The problem: Identify the lines containing the word "Predicted". Copy each one.

---

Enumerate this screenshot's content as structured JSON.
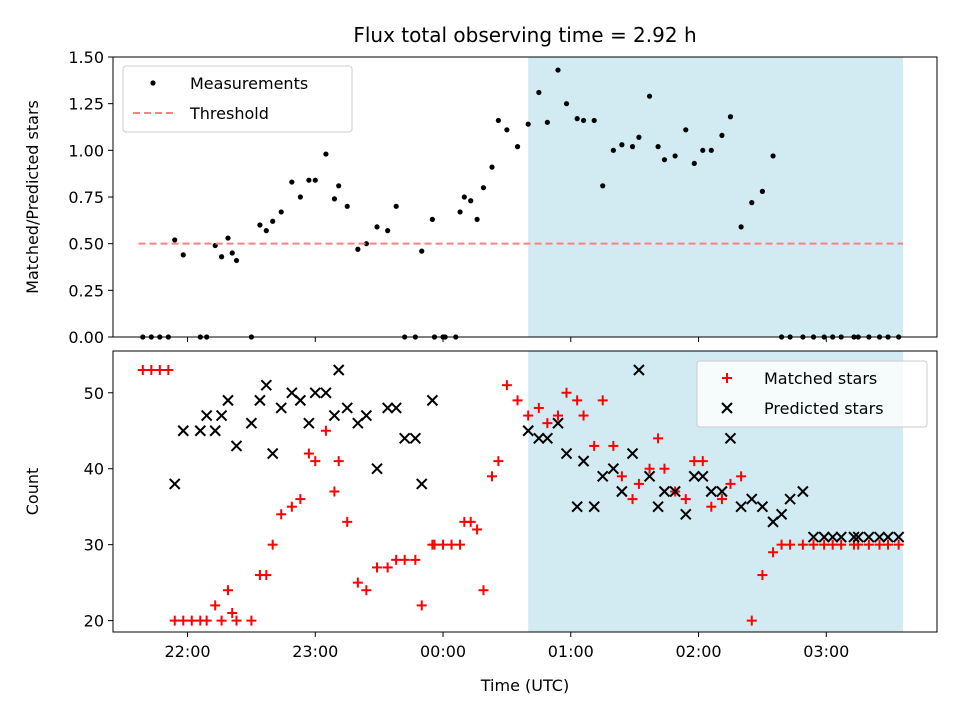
{
  "chart_data": {
    "title": "Flux total observing time = 2.92 h",
    "xlabel": "Time (UTC)",
    "x_unit": "hours UTC",
    "xlim": [
      "21:25",
      "03:52"
    ],
    "x_ticks": [
      {
        "value": "22:00",
        "label": "22:00"
      },
      {
        "value": "23:00",
        "label": "23:00"
      },
      {
        "value": "00:00",
        "label": "00:00"
      },
      {
        "value": "01:00",
        "label": "01:00"
      },
      {
        "value": "02:00",
        "label": "02:00"
      },
      {
        "value": "03:00",
        "label": "03:00"
      }
    ],
    "highlight_band": {
      "x_start": "00:40",
      "x_end": "03:36",
      "color": "#add8e6"
    },
    "panels": [
      {
        "name": "ratio",
        "type": "scatter",
        "ylabel": "Matched/Predicted stars",
        "ylim": [
          0,
          1.5
        ],
        "y_ticks": [
          0.0,
          0.25,
          0.5,
          0.75,
          1.0,
          1.25,
          1.5
        ],
        "y_tick_labels": [
          "0.00",
          "0.25",
          "0.50",
          "0.75",
          "1.00",
          "1.25",
          "1.50"
        ],
        "legend": "top-left",
        "series": [
          {
            "name": "Measurements",
            "marker": "dot",
            "color": "#000000",
            "x": [
              "21:39",
              "21:43",
              "21:47",
              "21:51",
              "21:54",
              "21:58",
              "22:06",
              "22:09",
              "22:13",
              "22:16",
              "22:19",
              "22:21",
              "22:23",
              "22:30",
              "22:34",
              "22:37",
              "22:40",
              "22:44",
              "22:49",
              "22:53",
              "22:57",
              "23:00",
              "23:05",
              "23:09",
              "23:11",
              "23:15",
              "23:20",
              "23:24",
              "23:29",
              "23:34",
              "23:38",
              "23:42",
              "23:47",
              "23:50",
              "23:55",
              "23:56",
              "00:00",
              "00:01",
              "00:06",
              "00:08",
              "00:10",
              "00:13",
              "00:16",
              "00:19",
              "00:23",
              "00:26",
              "00:30",
              "00:35",
              "00:40",
              "00:45",
              "00:49",
              "00:54",
              "00:58",
              "01:03",
              "01:06",
              "01:11",
              "01:15",
              "01:20",
              "01:24",
              "01:29",
              "01:32",
              "01:37",
              "01:41",
              "01:44",
              "01:49",
              "01:54",
              "01:58",
              "02:02",
              "02:06",
              "02:11",
              "02:15",
              "02:20",
              "02:25",
              "02:30",
              "02:35",
              "02:39",
              "02:43",
              "02:49",
              "02:54",
              "02:59",
              "03:03",
              "03:07",
              "03:13",
              "03:15",
              "03:20",
              "03:25",
              "03:29",
              "03:34"
            ],
            "y": [
              0.0,
              0.0,
              0.0,
              0.0,
              0.52,
              0.44,
              0.0,
              0.0,
              0.49,
              0.43,
              0.53,
              0.45,
              0.41,
              0.0,
              0.6,
              0.57,
              0.62,
              0.67,
              0.83,
              0.75,
              0.84,
              0.84,
              0.98,
              0.74,
              0.81,
              0.7,
              0.47,
              0.5,
              0.59,
              0.57,
              0.7,
              0.0,
              0.0,
              0.46,
              0.63,
              0.0,
              0.0,
              0.0,
              0.0,
              0.67,
              0.75,
              0.73,
              0.63,
              0.8,
              0.91,
              1.16,
              1.11,
              1.02,
              1.14,
              1.31,
              1.15,
              1.43,
              1.25,
              1.17,
              1.16,
              1.16,
              0.81,
              1.0,
              1.03,
              1.02,
              1.07,
              1.29,
              1.02,
              0.95,
              0.97,
              1.11,
              0.93,
              1.0,
              1.0,
              1.08,
              1.18,
              0.59,
              0.72,
              0.78,
              0.97,
              0.0,
              0.0,
              0.0,
              0.0,
              0.0,
              0.0,
              0.0,
              0.0,
              0.0,
              0.0,
              0.0,
              0.0,
              0.0
            ]
          },
          {
            "name": "Threshold",
            "type": "line",
            "style": "dashed",
            "color": "#ff7f7f",
            "x": [
              "21:37",
              "03:36"
            ],
            "y": [
              0.5,
              0.5
            ]
          }
        ]
      },
      {
        "name": "count",
        "type": "scatter",
        "ylabel": "Count",
        "ylim": [
          18.5,
          55.5
        ],
        "y_ticks": [
          20,
          30,
          40,
          50
        ],
        "y_tick_labels": [
          "20",
          "30",
          "40",
          "50"
        ],
        "legend": "top-right",
        "series": [
          {
            "name": "Matched stars",
            "marker": "plus",
            "color": "#ff0000",
            "x": [
              "21:39",
              "21:43",
              "21:47",
              "21:51",
              "21:54",
              "21:58",
              "22:02",
              "22:06",
              "22:09",
              "22:13",
              "22:16",
              "22:19",
              "22:21",
              "22:23",
              "22:30",
              "22:34",
              "22:37",
              "22:40",
              "22:44",
              "22:49",
              "22:53",
              "22:57",
              "23:00",
              "23:05",
              "23:09",
              "23:11",
              "23:15",
              "23:20",
              "23:24",
              "23:29",
              "23:34",
              "23:38",
              "23:42",
              "23:47",
              "23:50",
              "23:55",
              "23:56",
              "00:00",
              "00:04",
              "00:08",
              "00:10",
              "00:13",
              "00:16",
              "00:19",
              "00:23",
              "00:26",
              "00:30",
              "00:35",
              "00:40",
              "00:45",
              "00:49",
              "00:54",
              "00:58",
              "01:03",
              "01:06",
              "01:11",
              "01:15",
              "01:20",
              "01:24",
              "01:29",
              "01:32",
              "01:37",
              "01:41",
              "01:44",
              "01:49",
              "01:54",
              "01:58",
              "02:02",
              "02:06",
              "02:11",
              "02:15",
              "02:20",
              "02:25",
              "02:30",
              "02:35",
              "02:39",
              "02:43",
              "02:49",
              "02:54",
              "02:59",
              "03:03",
              "03:07",
              "03:13",
              "03:15",
              "03:20",
              "03:25",
              "03:29",
              "03:34"
            ],
            "y": [
              53,
              53,
              53,
              53,
              20,
              20,
              20,
              20,
              20,
              22,
              20,
              24,
              21,
              20,
              20,
              26,
              26,
              30,
              34,
              35,
              36,
              42,
              41,
              45,
              37,
              41,
              33,
              25,
              24,
              27,
              27,
              28,
              28,
              28,
              22,
              30,
              30,
              30,
              30,
              30,
              33,
              33,
              32,
              24,
              39,
              41,
              51,
              49,
              47,
              48,
              46,
              47,
              50,
              49,
              47,
              43,
              49,
              43,
              39,
              36,
              38,
              40,
              44,
              40,
              37,
              36,
              41,
              41,
              35,
              36,
              38,
              39,
              20,
              26,
              29,
              30,
              30,
              30,
              30,
              30,
              30,
              30,
              30,
              30,
              30,
              30,
              30,
              30
            ]
          },
          {
            "name": "Predicted stars",
            "marker": "x",
            "color": "#000000",
            "x": [
              "21:54",
              "21:58",
              "22:06",
              "22:09",
              "22:13",
              "22:16",
              "22:19",
              "22:23",
              "22:30",
              "22:34",
              "22:37",
              "22:40",
              "22:44",
              "22:49",
              "22:53",
              "22:57",
              "23:00",
              "23:05",
              "23:09",
              "23:11",
              "23:15",
              "23:20",
              "23:24",
              "23:29",
              "23:34",
              "23:38",
              "23:42",
              "23:47",
              "23:50",
              "23:55",
              "00:40",
              "00:45",
              "00:49",
              "00:54",
              "00:58",
              "01:03",
              "01:06",
              "01:11",
              "01:15",
              "01:20",
              "01:24",
              "01:29",
              "01:32",
              "01:37",
              "01:41",
              "01:44",
              "01:49",
              "01:54",
              "01:58",
              "02:02",
              "02:06",
              "02:11",
              "02:15",
              "02:20",
              "02:25",
              "02:30",
              "02:35",
              "02:39",
              "02:43",
              "02:49",
              "02:54",
              "02:59",
              "03:03",
              "03:07",
              "03:13",
              "03:15",
              "03:20",
              "03:25",
              "03:29",
              "03:34"
            ],
            "y": [
              38,
              45,
              45,
              47,
              45,
              47,
              49,
              43,
              46,
              49,
              51,
              42,
              48,
              50,
              49,
              46,
              50,
              50,
              47,
              53,
              48,
              46,
              47,
              40,
              48,
              48,
              44,
              44,
              38,
              49,
              45,
              44,
              44,
              46,
              42,
              35,
              41,
              35,
              39,
              40,
              37,
              42,
              53,
              39,
              35,
              37,
              37,
              34,
              39,
              39,
              37,
              37,
              44,
              35,
              36,
              35,
              33,
              34,
              36,
              37,
              31,
              31,
              31,
              31,
              31,
              31,
              31,
              31,
              31,
              31
            ]
          }
        ]
      }
    ]
  }
}
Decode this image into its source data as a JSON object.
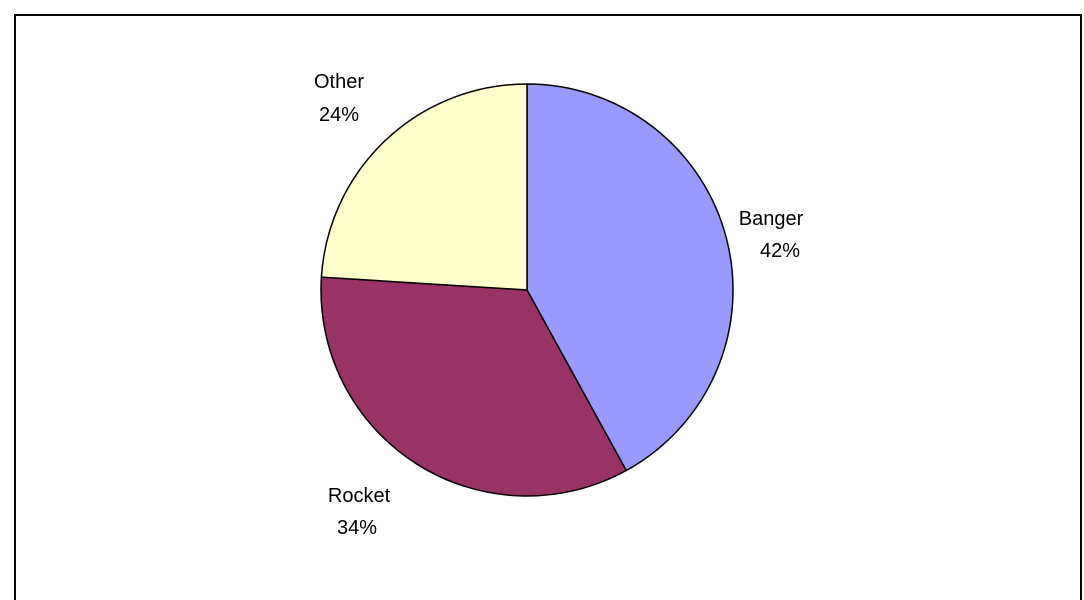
{
  "chart_data": {
    "type": "pie",
    "categories": [
      "Banger",
      "Rocket",
      "Other"
    ],
    "values": [
      42,
      34,
      24
    ],
    "value_labels": [
      "42%",
      "34%",
      "24%"
    ],
    "start_angle_deg": 0,
    "direction": "clockwise",
    "colors": [
      "#9999ff",
      "#993366",
      "#ffffcc"
    ],
    "legend": "none",
    "title": ""
  }
}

---

Correct output:
        "ylabel": "Matched/Predicted stars",
            "name": "Predicted stars",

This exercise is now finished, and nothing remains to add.